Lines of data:
+-------+

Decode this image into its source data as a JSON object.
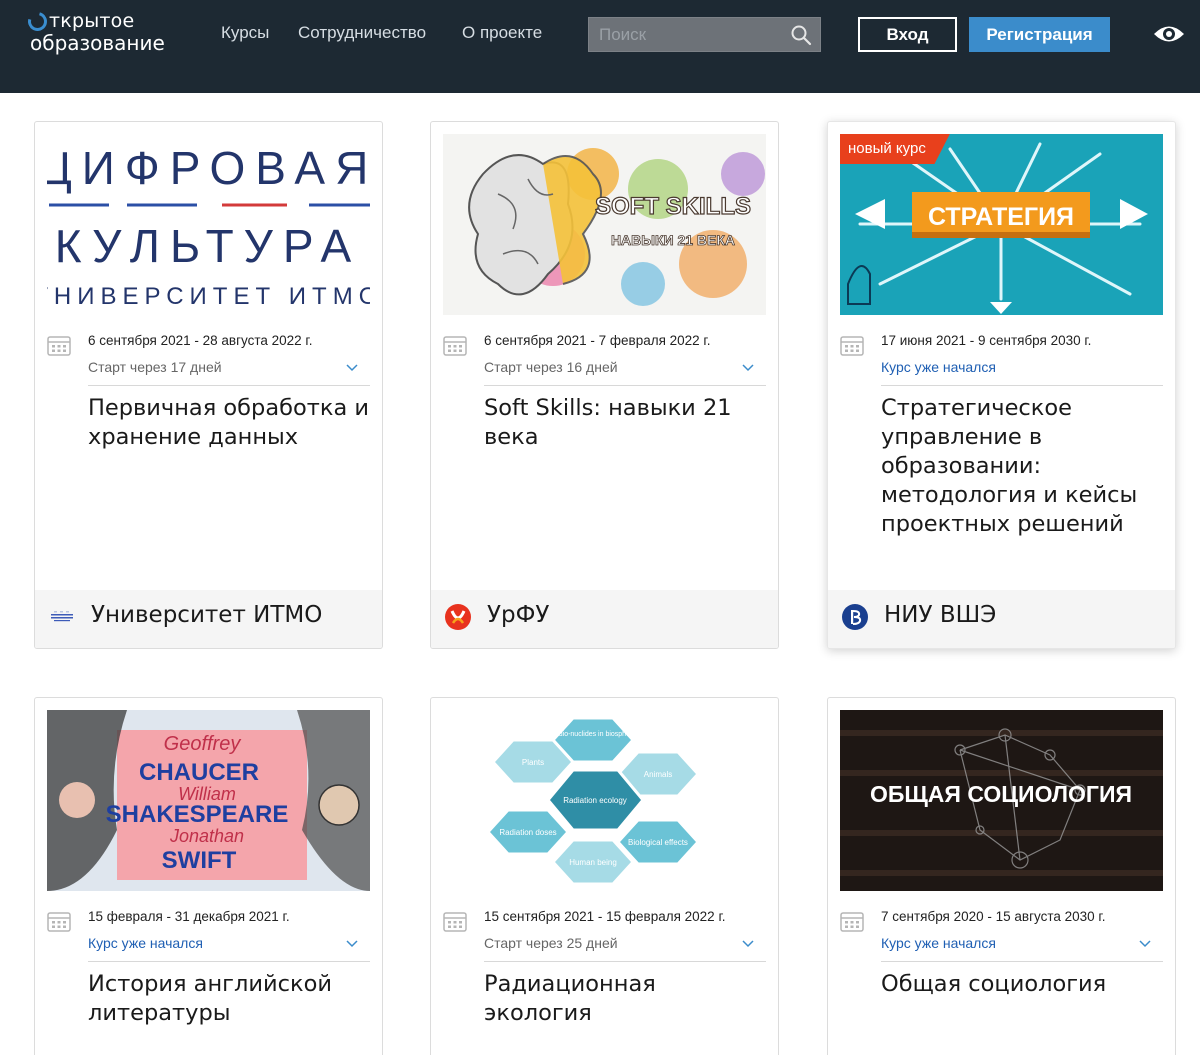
{
  "header": {
    "logo_line1": "ткрытое",
    "logo_line2": "образование",
    "nav": [
      "Курсы",
      "Сотрудничество",
      "О проекте"
    ],
    "search_placeholder": "Поиск",
    "login_label": "Вход",
    "register_label": "Регистрация"
  },
  "colors": {
    "header_bg": "#1d2933",
    "accent": "#3b8ccb",
    "live_status": "#1f5fb3",
    "badge": "#e8401c"
  },
  "cards": [
    {
      "thumb_lines": [
        "ЦИФРОВАЯ",
        "КУЛЬТУРА",
        "УНИВЕРСИТЕТ ИТМО"
      ],
      "dates": "6 сентября 2021 - 28 августа 2022 г.",
      "status": "Старт через 17 дней",
      "title": "Первичная обработка и хранение данных",
      "university": "Университет ИТМО"
    },
    {
      "thumb_lines": [
        "SOFT SKILLS",
        "НАВЫКИ 21 ВЕКА"
      ],
      "dates": "6 сентября 2021 - 7 февраля 2022 г.",
      "status": "Старт через 16 дней",
      "title": "Soft Skills: навыки 21 века",
      "university": "УрФУ"
    },
    {
      "badge": "новый курс",
      "thumb_lines": [
        "СТРАТЕГИЯ"
      ],
      "dates": "17 июня 2021 - 9 сентября 2030 г.",
      "status": "Курс уже начался",
      "title": "Стратегическое управление в образовании: методология и кейсы проектных решений",
      "university": "НИУ ВШЭ"
    },
    {
      "thumb_lines": [
        "Geoffrey",
        "CHAUCER",
        "William",
        "SHAKESPEARE",
        "Jonathan",
        "SWIFT"
      ],
      "dates": "15 февраля - 31 декабря 2021 г.",
      "status": "Курс уже начался",
      "title": "История английской литературы"
    },
    {
      "thumb_lines": [
        "Radio-nuclides in biosphere",
        "Plants",
        "Animals",
        "Radiation ecology",
        "Radiation doses",
        "Biological effects",
        "Human being"
      ],
      "dates": "15 сентября 2021 - 15 февраля 2022 г.",
      "status": "Старт через 25 дней",
      "title": "Радиационная экология"
    },
    {
      "thumb_lines": [
        "ОБЩАЯ СОЦИОЛОГИЯ"
      ],
      "dates": "7 сентября 2020 - 15 августа 2030 г.",
      "status": "Курс уже начался",
      "title": "Общая социология"
    }
  ]
}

+-------+

§ **Exercise description**
Gather each line of the listing containing the word "августа" and show it.

§ **Problem solution**
      "dates": "6 сентября 2021 - 28 августа 2022 г.",
      "dates": "7 сентября 2020 - 15 августа 2030 г.",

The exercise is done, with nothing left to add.